*EXERCISE DATA:*

● ● ●

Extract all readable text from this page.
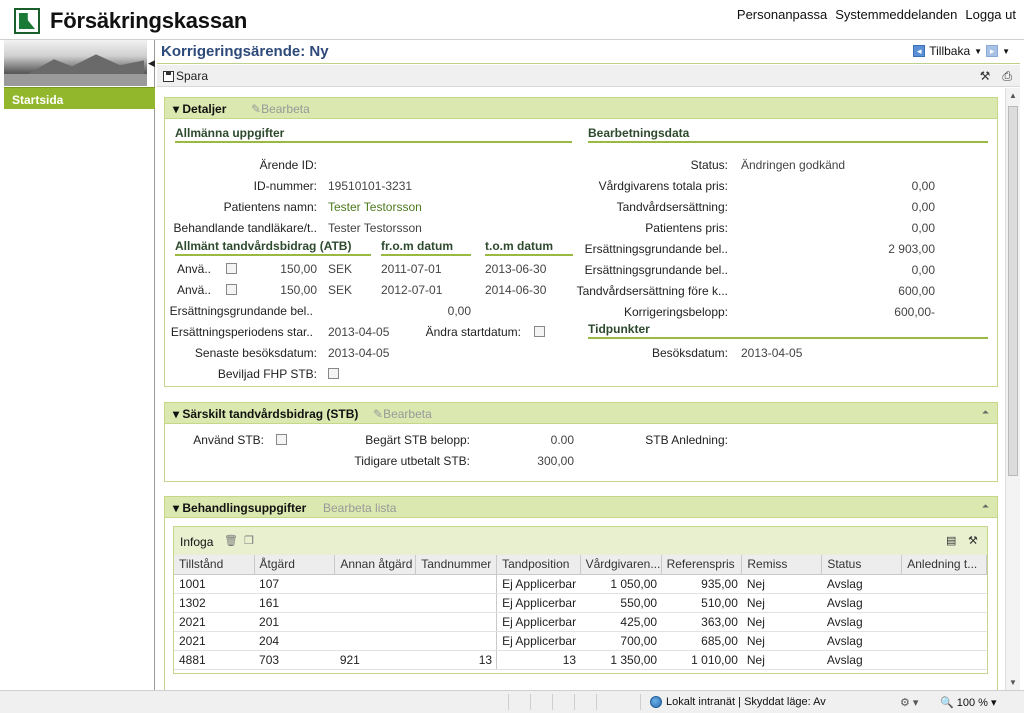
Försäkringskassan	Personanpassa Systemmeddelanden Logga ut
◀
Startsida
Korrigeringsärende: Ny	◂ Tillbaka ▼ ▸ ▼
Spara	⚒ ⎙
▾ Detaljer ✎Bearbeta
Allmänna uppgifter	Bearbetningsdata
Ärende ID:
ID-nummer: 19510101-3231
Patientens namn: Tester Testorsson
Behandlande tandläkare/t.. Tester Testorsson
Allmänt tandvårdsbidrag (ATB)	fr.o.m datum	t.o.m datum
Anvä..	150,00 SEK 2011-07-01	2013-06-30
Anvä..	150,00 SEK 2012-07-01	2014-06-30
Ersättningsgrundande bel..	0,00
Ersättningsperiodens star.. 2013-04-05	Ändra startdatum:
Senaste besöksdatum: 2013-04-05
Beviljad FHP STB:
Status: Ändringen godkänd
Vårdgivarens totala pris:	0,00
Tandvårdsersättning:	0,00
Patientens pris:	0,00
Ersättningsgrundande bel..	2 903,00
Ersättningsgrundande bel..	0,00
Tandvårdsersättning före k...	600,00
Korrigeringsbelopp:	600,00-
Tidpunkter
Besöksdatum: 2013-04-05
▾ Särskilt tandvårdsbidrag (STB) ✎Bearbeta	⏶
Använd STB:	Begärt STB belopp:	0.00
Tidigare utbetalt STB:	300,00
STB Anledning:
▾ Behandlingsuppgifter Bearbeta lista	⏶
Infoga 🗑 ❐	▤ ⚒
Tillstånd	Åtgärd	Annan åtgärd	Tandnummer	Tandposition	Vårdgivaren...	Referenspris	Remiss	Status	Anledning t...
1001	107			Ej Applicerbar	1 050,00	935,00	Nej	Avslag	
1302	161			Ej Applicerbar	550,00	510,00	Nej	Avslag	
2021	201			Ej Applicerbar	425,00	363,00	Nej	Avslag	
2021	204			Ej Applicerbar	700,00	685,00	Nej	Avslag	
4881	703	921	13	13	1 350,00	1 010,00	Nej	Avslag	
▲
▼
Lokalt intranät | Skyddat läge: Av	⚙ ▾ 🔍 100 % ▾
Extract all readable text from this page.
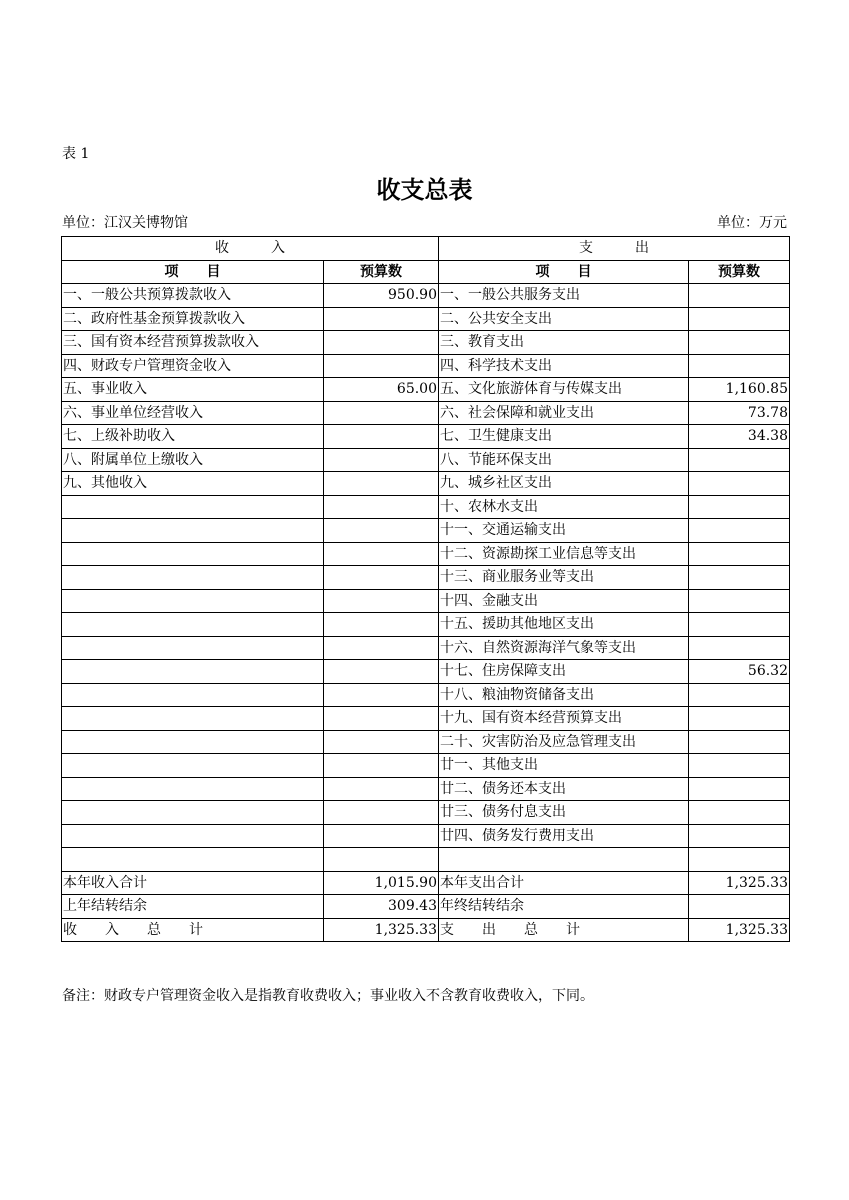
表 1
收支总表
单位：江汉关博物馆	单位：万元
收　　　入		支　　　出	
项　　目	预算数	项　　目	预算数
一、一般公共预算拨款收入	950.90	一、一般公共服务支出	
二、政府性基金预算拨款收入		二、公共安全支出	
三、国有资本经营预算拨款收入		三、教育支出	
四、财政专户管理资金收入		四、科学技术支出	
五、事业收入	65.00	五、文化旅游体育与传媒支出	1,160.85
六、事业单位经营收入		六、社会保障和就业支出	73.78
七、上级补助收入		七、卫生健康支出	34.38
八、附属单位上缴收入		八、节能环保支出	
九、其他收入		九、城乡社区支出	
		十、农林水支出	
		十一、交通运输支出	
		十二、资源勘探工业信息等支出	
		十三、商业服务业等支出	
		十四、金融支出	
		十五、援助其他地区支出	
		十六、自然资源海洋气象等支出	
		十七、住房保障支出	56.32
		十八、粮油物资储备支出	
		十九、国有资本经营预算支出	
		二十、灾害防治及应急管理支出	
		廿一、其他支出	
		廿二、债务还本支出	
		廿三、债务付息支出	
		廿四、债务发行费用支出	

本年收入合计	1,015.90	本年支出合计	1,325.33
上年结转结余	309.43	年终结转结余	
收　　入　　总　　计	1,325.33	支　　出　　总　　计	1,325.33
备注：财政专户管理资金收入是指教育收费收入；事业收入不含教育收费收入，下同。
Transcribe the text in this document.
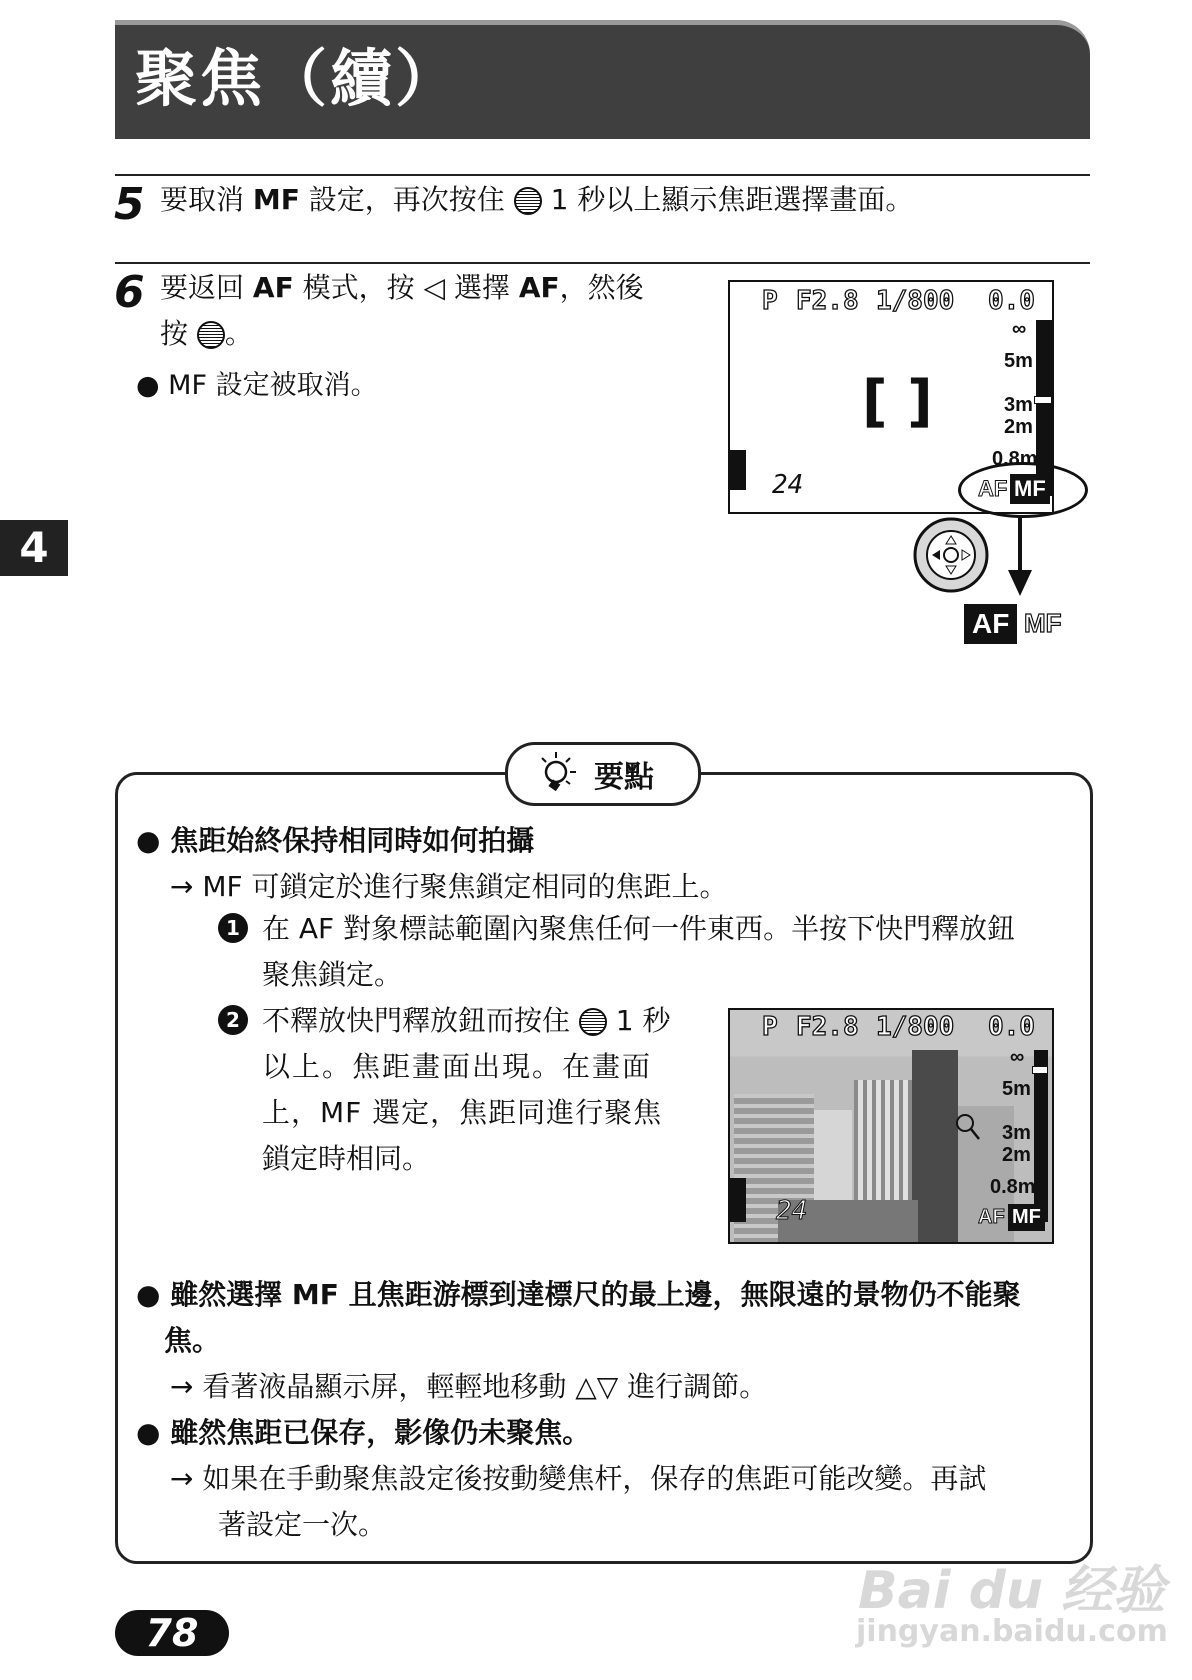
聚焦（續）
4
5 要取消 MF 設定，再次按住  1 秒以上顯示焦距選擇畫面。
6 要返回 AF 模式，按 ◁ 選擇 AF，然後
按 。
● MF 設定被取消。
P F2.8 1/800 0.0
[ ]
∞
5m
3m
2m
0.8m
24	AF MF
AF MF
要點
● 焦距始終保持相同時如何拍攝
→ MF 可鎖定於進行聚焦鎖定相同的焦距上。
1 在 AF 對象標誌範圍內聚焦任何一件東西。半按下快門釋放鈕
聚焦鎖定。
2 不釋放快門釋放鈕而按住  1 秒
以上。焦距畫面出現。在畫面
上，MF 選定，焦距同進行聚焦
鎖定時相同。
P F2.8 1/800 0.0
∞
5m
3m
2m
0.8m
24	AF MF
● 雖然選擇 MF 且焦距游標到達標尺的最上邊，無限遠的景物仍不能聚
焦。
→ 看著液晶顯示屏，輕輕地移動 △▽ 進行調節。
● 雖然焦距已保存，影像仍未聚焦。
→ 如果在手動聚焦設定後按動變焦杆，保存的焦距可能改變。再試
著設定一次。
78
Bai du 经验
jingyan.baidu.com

● ● ●

*SHORT PROBLEM:* Omit the pictures, and please restate word for word the lines running from the line with "Transcribe the text in this document." to the end of the entries.

*EXERCISE ANSWER:*
Transcribe the text in this document.
聚焦（續）
4
5 要取消 MF 設定，再次按住  1 秒以上顯示焦距選擇畫面。
6 要返回 AF 模式，按 ◁ 選擇 AF，然後
按 。
● MF 設定被取消。
P F2.8 1/800 0.0
[ ]
∞
5m
3m
2m
0.8m
24	AF MF
AF MF
要點
● 焦距始終保持相同時如何拍攝
→ MF 可鎖定於進行聚焦鎖定相同的焦距上。
1 在 AF 對象標誌範圍內聚焦任何一件東西。半按下快門釋放鈕
聚焦鎖定。
2 不釋放快門釋放鈕而按住  1 秒
以上。焦距畫面出現。在畫面
上，MF 選定，焦距同進行聚焦
鎖定時相同。
P F2.8 1/800 0.0
∞
5m
3m
2m
0.8m
24	AF MF
● 雖然選擇 MF 且焦距游標到達標尺的最上邊，無限遠的景物仍不能聚
焦。
→ 看著液晶顯示屏，輕輕地移動 △▽ 進行調節。
● 雖然焦距已保存，影像仍未聚焦。
→ 如果在手動聚焦設定後按動變焦杆，保存的焦距可能改變。再試
著設定一次。
78
Bai du 经验
jingyan.baidu.com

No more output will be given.